> _Directive_
Copy word for word the part of the items below that starts with the line containing "leader-line: [523, 66, 583, 246]" and ends with the line containing "leader-line: [491, 52, 579, 248]", keeping both of those lines.

> _Raw data_
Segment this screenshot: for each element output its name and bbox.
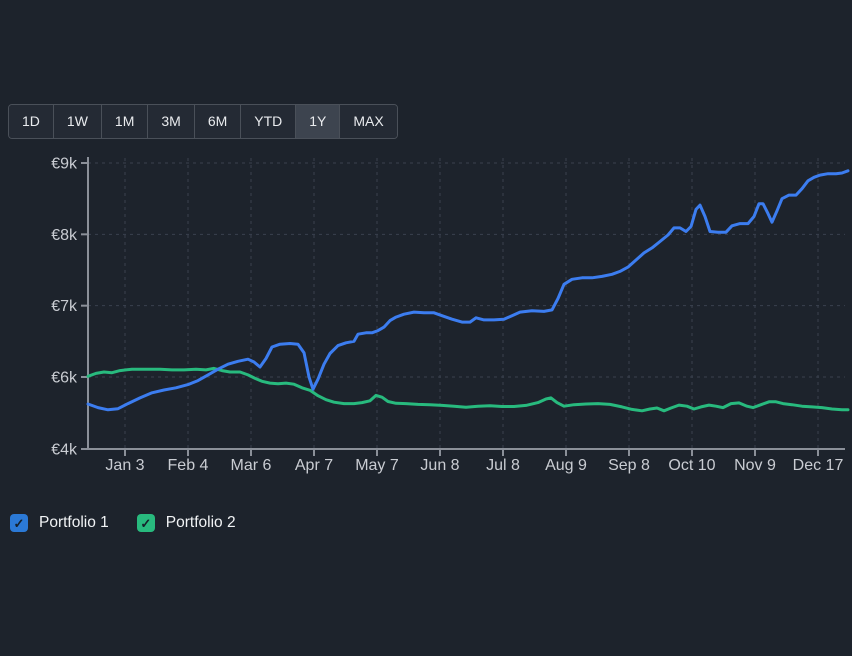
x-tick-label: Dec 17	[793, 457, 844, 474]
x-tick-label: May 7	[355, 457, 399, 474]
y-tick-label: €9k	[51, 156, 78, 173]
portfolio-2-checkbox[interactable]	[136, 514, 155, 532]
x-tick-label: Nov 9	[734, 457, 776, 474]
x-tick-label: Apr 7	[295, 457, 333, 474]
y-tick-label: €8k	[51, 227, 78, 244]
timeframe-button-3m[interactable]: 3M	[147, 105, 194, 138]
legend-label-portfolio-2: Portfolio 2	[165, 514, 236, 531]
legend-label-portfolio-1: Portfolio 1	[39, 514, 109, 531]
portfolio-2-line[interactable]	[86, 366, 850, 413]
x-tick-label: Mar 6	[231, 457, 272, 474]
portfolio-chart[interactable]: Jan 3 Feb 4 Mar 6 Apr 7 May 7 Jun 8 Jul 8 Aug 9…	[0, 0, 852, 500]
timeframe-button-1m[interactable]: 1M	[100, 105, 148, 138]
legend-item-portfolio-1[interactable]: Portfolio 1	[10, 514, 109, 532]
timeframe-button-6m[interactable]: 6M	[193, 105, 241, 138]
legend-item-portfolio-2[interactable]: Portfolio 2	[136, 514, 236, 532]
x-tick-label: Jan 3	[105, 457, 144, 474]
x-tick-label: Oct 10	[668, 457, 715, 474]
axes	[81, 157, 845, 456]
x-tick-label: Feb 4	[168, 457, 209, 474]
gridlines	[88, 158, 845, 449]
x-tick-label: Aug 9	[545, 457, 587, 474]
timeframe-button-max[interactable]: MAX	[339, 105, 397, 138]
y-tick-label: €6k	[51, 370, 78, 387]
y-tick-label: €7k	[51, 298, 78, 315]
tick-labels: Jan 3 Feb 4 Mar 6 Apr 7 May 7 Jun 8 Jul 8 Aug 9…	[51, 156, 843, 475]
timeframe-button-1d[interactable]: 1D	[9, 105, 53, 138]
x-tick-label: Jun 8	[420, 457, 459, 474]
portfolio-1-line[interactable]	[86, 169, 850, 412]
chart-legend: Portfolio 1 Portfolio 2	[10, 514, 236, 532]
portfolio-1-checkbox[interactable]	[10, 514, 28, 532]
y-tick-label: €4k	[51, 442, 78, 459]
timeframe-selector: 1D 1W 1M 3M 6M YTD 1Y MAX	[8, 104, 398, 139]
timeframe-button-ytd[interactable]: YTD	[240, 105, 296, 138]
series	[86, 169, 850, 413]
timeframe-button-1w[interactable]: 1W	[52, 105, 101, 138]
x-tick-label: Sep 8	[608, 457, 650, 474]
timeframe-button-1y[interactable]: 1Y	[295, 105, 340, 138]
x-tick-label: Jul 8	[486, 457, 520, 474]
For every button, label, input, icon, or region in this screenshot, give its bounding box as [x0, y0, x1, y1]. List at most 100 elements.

* * *

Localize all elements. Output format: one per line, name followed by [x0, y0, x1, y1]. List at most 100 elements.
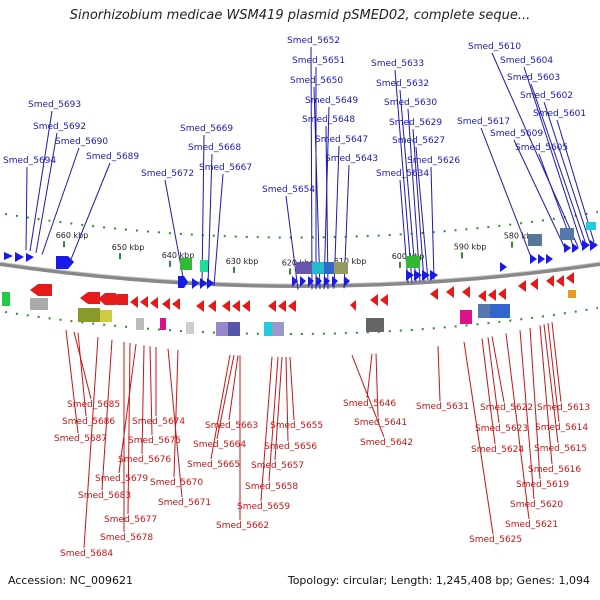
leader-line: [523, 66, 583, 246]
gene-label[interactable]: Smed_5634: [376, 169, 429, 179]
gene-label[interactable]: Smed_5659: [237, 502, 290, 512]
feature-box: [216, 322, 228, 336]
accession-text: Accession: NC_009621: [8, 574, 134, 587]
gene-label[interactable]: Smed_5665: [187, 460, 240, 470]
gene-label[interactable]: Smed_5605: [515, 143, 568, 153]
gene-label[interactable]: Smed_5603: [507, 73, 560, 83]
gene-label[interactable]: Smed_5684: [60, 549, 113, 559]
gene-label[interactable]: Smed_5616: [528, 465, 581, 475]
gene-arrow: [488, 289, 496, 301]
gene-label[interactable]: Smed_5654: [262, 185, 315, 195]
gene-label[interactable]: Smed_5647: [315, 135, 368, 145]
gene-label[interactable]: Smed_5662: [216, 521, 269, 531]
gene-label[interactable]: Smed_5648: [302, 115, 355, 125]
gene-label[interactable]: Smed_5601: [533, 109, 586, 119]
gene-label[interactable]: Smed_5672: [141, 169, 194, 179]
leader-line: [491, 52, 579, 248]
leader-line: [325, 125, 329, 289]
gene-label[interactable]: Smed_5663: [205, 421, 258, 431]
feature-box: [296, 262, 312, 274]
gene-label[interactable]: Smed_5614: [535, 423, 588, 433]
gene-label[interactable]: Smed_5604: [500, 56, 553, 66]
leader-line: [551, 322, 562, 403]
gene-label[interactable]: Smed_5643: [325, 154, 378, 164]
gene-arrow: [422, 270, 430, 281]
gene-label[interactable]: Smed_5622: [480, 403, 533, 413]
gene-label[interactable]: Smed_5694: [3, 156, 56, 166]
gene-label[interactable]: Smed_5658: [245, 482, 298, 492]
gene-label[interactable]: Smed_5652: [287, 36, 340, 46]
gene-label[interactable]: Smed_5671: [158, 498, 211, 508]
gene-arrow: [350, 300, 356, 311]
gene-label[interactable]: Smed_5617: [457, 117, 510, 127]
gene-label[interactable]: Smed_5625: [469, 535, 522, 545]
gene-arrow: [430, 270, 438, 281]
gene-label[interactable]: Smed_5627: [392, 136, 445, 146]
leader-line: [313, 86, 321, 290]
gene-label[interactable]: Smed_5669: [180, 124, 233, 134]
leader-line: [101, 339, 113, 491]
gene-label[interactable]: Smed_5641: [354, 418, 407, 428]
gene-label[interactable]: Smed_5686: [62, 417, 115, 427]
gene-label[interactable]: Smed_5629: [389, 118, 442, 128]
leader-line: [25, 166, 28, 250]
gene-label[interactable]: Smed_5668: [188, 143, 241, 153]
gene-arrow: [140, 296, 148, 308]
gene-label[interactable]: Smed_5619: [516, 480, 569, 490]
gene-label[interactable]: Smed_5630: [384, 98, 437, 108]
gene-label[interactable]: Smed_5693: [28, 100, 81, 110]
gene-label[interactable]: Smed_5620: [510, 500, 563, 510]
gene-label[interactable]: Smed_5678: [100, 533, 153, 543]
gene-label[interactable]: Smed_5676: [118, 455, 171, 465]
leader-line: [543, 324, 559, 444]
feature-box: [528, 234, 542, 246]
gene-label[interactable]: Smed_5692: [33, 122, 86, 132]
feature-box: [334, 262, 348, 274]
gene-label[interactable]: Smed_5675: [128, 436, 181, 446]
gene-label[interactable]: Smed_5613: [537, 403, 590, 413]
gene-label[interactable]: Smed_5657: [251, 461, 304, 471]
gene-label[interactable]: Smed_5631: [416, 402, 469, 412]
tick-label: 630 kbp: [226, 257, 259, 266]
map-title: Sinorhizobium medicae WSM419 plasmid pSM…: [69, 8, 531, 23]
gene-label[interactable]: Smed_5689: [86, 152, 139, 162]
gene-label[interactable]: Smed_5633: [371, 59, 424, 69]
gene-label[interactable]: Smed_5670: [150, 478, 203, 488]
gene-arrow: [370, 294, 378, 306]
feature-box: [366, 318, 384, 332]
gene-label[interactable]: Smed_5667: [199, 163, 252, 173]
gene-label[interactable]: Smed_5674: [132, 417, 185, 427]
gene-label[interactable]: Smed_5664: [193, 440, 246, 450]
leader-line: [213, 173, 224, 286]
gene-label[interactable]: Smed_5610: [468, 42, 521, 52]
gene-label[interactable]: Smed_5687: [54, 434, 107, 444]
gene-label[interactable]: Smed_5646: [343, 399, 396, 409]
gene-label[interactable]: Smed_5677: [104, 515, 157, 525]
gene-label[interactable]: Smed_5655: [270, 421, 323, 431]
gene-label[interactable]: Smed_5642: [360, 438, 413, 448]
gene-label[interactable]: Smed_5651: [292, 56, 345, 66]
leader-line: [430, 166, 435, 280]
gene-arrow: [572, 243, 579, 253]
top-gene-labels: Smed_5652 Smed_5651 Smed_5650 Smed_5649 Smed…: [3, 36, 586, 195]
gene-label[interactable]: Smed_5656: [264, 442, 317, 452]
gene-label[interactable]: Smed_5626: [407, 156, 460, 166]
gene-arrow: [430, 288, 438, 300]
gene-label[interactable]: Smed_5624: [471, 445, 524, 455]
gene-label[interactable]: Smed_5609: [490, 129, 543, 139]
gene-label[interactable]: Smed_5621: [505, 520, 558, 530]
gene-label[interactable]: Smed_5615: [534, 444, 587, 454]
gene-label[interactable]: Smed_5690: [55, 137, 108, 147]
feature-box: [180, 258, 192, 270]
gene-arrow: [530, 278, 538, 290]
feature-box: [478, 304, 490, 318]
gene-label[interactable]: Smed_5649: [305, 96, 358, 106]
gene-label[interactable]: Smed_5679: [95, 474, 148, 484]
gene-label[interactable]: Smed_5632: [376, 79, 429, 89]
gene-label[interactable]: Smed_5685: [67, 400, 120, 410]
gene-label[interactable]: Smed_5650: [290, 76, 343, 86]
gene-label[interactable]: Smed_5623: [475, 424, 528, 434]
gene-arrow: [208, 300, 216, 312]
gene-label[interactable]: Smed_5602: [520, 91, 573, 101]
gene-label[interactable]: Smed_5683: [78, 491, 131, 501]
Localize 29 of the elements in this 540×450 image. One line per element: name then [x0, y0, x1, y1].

...

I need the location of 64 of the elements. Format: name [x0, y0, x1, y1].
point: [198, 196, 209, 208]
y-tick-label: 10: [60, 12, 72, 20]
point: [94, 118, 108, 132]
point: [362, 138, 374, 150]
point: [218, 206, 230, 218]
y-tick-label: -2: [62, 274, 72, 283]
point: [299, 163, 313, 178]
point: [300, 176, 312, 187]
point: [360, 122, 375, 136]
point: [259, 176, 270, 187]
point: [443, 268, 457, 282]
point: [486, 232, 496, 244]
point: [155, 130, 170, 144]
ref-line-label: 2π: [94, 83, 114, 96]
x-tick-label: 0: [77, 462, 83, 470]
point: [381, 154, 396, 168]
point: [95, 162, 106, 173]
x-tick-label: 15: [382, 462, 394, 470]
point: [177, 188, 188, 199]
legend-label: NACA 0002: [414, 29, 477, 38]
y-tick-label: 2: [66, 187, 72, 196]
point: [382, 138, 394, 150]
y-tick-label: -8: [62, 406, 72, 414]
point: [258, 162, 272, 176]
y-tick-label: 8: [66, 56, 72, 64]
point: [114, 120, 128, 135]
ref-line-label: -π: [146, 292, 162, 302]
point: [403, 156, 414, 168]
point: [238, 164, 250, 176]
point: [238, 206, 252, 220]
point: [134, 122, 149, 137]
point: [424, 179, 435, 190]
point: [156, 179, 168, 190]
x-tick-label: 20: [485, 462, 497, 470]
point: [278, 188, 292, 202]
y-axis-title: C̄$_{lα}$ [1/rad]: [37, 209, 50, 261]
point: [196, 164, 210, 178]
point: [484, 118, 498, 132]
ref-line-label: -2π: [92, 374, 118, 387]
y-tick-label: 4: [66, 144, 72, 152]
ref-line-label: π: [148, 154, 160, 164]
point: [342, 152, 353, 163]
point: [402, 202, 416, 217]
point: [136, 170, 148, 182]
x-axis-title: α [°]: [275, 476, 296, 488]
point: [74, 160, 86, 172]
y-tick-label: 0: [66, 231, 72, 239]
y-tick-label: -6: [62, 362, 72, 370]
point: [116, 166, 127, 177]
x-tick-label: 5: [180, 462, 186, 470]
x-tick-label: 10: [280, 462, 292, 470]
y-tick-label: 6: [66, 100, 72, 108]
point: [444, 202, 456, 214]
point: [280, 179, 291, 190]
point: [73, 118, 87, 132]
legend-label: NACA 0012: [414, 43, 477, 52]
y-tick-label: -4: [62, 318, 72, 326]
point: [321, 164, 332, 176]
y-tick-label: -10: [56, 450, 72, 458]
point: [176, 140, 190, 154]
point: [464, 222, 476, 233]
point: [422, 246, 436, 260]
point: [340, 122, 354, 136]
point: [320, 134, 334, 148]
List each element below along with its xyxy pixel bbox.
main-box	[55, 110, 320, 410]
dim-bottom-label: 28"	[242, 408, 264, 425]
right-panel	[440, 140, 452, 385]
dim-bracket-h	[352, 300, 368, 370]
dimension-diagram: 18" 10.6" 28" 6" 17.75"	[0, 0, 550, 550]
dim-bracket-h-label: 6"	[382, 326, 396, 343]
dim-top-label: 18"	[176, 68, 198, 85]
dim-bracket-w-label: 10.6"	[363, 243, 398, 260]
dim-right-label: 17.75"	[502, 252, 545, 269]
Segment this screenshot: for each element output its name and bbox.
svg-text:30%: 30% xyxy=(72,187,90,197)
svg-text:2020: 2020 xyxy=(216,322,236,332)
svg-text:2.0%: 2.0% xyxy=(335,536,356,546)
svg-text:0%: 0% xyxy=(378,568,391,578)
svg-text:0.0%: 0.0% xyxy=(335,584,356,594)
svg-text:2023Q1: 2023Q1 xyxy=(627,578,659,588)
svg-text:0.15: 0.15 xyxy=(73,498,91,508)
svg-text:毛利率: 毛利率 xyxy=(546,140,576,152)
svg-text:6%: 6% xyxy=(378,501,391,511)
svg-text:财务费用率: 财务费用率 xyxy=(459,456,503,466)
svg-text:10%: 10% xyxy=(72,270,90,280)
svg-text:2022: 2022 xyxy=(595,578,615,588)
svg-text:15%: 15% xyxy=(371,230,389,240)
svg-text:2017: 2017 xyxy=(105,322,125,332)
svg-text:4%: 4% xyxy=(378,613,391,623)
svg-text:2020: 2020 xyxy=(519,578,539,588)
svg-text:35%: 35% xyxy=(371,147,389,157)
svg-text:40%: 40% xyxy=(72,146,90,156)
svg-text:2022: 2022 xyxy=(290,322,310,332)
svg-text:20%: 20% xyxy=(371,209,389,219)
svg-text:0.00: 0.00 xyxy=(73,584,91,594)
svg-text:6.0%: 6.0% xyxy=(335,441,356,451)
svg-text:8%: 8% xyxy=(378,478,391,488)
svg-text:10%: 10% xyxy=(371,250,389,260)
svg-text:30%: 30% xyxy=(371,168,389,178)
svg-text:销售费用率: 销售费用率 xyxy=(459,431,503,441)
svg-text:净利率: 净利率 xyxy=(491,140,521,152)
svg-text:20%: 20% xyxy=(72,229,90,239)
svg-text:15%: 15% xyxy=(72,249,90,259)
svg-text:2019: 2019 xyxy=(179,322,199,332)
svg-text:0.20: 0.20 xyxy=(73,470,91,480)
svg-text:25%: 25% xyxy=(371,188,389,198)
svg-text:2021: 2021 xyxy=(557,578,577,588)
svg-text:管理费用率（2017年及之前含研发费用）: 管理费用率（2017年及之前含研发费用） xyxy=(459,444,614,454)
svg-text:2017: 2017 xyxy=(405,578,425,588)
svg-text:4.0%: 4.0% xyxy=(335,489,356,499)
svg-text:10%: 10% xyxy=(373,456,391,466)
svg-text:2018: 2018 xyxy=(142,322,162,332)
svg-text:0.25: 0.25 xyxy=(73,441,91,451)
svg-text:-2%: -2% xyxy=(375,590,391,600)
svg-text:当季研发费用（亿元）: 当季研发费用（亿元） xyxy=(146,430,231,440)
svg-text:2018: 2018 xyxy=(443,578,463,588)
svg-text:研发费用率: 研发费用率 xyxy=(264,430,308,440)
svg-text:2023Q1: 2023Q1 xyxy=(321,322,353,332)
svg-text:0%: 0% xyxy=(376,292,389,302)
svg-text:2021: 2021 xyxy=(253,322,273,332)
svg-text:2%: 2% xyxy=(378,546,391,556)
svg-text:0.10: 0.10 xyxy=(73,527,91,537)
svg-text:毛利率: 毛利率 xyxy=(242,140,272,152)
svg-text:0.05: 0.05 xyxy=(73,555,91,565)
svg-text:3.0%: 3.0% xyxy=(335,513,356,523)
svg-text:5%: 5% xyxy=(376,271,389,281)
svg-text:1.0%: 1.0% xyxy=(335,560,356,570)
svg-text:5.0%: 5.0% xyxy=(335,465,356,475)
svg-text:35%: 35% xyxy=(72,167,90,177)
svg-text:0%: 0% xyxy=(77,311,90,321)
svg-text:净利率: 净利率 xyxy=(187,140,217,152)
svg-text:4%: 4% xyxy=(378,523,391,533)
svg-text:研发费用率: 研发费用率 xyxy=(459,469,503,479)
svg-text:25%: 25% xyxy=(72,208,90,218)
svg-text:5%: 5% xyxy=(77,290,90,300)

> _Final result_
leader-line: [523, 66, 583, 246]
gene-label[interactable]: Smed_5634: [376, 169, 429, 179]
gene-label[interactable]: Smed_5659: [237, 502, 290, 512]
feature-box: [216, 322, 228, 336]
accession-text: Accession: NC_009621: [8, 574, 134, 587]
gene-label[interactable]: Smed_5665: [187, 460, 240, 470]
gene-label[interactable]: Smed_5605: [515, 143, 568, 153]
gene-label[interactable]: Smed_5603: [507, 73, 560, 83]
gene-label[interactable]: Smed_5684: [60, 549, 113, 559]
gene-label[interactable]: Smed_5616: [528, 465, 581, 475]
gene-arrow: [488, 289, 496, 301]
gene-label[interactable]: Smed_5654: [262, 185, 315, 195]
gene-label[interactable]: Smed_5647: [315, 135, 368, 145]
gene-label[interactable]: Smed_5662: [216, 521, 269, 531]
gene-label[interactable]: Smed_5648: [302, 115, 355, 125]
gene-label[interactable]: Smed_5601: [533, 109, 586, 119]
gene-label[interactable]: Smed_5672: [141, 169, 194, 179]
leader-line: [491, 52, 579, 248]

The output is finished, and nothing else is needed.